So far, probably Tokyo ≈ NYC ≥ London > Bay Area ≈ Seattle. I’m a foodie, so I’m very biased because of that.

INPUT DATA

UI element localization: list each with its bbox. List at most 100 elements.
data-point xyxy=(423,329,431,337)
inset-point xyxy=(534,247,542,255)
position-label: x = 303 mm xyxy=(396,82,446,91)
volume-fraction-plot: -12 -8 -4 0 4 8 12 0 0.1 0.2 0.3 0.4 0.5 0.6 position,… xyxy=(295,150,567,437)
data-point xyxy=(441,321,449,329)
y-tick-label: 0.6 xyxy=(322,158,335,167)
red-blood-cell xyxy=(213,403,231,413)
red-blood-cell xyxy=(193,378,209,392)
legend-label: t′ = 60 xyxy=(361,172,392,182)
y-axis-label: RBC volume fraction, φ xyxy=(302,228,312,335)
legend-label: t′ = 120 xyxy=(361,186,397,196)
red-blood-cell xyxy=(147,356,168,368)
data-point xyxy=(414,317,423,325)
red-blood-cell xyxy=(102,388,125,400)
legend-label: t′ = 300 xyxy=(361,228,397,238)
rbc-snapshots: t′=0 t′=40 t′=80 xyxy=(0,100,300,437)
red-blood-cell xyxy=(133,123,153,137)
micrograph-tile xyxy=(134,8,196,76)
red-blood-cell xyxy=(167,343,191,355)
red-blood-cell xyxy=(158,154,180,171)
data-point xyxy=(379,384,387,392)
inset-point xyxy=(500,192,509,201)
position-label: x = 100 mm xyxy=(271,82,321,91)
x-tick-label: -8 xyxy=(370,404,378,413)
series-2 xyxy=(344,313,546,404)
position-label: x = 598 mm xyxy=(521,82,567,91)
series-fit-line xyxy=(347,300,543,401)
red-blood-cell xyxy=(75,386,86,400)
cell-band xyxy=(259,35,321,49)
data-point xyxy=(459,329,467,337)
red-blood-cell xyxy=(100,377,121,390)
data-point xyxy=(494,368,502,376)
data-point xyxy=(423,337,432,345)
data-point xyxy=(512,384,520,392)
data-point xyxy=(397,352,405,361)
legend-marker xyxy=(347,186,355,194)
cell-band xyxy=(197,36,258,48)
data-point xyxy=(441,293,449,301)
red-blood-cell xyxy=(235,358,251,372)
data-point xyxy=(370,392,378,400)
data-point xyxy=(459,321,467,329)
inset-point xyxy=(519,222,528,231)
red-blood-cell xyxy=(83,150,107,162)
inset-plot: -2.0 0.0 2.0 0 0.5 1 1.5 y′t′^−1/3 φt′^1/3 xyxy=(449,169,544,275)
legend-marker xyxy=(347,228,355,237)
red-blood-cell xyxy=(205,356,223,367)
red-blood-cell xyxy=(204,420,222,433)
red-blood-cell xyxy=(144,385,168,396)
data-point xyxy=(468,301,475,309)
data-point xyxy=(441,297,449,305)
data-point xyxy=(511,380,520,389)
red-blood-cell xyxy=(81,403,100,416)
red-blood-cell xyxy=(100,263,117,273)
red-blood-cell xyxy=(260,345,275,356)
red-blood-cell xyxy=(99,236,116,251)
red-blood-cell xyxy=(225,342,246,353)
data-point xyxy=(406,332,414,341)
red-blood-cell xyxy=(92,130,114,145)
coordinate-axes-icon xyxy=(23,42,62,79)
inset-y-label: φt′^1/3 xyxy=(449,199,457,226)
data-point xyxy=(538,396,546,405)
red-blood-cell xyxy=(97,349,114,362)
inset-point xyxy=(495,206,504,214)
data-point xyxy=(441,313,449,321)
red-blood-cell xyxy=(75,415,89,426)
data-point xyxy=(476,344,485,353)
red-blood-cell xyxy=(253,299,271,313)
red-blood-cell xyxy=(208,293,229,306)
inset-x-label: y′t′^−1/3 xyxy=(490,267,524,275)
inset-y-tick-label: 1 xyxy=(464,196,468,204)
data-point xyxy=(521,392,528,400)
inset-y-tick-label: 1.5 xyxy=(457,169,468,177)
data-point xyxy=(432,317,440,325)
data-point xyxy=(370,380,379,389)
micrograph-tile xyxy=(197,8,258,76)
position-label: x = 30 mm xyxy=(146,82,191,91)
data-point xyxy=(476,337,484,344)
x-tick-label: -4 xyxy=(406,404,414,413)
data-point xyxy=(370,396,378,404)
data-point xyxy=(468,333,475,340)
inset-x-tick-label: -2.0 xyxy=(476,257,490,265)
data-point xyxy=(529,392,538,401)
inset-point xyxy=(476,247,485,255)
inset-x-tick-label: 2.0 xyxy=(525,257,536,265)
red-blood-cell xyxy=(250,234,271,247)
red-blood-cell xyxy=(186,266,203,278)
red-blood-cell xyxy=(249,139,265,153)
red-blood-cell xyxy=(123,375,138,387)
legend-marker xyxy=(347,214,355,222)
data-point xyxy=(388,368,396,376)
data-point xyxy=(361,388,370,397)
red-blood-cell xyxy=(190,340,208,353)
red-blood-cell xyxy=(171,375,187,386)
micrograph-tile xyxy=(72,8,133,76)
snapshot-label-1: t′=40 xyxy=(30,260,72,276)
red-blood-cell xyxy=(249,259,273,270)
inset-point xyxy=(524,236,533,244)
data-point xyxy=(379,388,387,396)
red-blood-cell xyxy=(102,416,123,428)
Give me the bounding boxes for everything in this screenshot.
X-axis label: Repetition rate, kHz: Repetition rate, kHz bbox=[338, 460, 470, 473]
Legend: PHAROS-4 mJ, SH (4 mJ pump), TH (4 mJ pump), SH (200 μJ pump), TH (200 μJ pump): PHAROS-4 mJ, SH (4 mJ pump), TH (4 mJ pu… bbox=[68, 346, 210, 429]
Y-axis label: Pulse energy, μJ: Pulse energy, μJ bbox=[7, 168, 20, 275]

WORK ORDER
Answer these questions using the comment ranking cities:
1. Which city is ranked roughly equal to Tokyo?
2. Which city is ranked roughly equal to Seattle?
3. What does the writer say makes them biased?
The listing has no connection to the comment on cities.

SOLVED EXERCISE
1. NYC
2. The Bay Area
3. Being a foodie